• _WHAT TO PRODUCE_: Go through the listing and return every line with "çukur" in it.

• _TASK INPUTS_:
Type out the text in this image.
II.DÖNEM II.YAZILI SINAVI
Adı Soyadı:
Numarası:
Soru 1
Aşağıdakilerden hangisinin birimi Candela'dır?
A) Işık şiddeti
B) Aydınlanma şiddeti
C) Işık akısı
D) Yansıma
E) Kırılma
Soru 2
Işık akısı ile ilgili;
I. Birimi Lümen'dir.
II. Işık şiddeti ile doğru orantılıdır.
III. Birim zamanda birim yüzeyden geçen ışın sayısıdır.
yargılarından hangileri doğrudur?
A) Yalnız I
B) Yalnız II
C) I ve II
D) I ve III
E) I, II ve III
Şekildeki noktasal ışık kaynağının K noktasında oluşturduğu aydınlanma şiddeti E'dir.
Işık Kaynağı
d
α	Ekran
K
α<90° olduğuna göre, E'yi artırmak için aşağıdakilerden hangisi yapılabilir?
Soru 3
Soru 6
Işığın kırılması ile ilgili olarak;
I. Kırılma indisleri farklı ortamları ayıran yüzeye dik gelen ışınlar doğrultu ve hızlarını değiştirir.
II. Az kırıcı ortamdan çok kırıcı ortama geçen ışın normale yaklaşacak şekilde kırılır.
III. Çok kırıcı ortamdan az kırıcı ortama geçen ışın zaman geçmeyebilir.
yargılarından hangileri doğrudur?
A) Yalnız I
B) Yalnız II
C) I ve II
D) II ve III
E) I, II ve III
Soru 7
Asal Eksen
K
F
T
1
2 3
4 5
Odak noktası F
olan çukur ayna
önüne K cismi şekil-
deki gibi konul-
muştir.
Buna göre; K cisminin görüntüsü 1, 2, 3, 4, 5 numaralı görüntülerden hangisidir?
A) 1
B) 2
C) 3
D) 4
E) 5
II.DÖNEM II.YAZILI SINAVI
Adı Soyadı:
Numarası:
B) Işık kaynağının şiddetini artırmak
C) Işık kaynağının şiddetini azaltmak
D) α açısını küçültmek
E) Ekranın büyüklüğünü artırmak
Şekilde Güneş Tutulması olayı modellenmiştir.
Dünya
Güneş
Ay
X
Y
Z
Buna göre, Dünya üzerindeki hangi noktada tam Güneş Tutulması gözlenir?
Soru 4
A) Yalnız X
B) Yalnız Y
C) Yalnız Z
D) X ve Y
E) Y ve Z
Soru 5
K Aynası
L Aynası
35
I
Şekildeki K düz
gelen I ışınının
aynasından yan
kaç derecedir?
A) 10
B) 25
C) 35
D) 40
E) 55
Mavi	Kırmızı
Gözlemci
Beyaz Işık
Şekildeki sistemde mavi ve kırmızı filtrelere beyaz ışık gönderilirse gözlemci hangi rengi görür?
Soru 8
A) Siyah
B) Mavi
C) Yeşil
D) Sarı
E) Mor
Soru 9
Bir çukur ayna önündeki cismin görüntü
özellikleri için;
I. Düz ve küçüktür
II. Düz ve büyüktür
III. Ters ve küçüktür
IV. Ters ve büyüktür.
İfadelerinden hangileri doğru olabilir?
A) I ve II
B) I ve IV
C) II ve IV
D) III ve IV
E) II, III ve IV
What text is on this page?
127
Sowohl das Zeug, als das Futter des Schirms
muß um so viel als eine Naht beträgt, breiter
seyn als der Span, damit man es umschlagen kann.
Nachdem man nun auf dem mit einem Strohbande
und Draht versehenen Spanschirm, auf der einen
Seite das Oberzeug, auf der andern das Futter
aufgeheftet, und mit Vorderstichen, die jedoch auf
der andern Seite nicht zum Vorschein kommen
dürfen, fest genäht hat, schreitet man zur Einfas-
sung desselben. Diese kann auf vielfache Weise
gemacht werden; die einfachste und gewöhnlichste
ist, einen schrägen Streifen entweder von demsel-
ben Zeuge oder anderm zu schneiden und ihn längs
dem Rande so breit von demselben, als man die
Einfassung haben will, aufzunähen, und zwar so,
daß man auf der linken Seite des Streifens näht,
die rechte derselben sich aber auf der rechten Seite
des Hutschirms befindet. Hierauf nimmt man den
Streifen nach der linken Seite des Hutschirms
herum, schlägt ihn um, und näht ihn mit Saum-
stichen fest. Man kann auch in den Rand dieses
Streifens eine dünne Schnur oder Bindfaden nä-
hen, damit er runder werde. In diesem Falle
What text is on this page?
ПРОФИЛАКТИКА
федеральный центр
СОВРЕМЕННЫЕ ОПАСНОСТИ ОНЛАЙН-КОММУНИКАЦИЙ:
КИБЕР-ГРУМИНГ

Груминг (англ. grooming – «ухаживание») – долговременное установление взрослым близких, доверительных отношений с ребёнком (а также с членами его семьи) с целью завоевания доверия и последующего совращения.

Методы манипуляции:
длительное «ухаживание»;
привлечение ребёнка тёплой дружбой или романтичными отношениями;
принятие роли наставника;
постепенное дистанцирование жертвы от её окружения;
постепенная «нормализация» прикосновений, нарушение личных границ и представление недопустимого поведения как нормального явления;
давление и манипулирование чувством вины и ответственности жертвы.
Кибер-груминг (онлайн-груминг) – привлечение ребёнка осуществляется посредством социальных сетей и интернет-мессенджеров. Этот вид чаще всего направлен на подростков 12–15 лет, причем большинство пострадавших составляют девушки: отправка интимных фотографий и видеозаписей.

• _ANSWER BELOW_:
olan çukur ayna
Bir çukur ayna önündeki cismin görüntü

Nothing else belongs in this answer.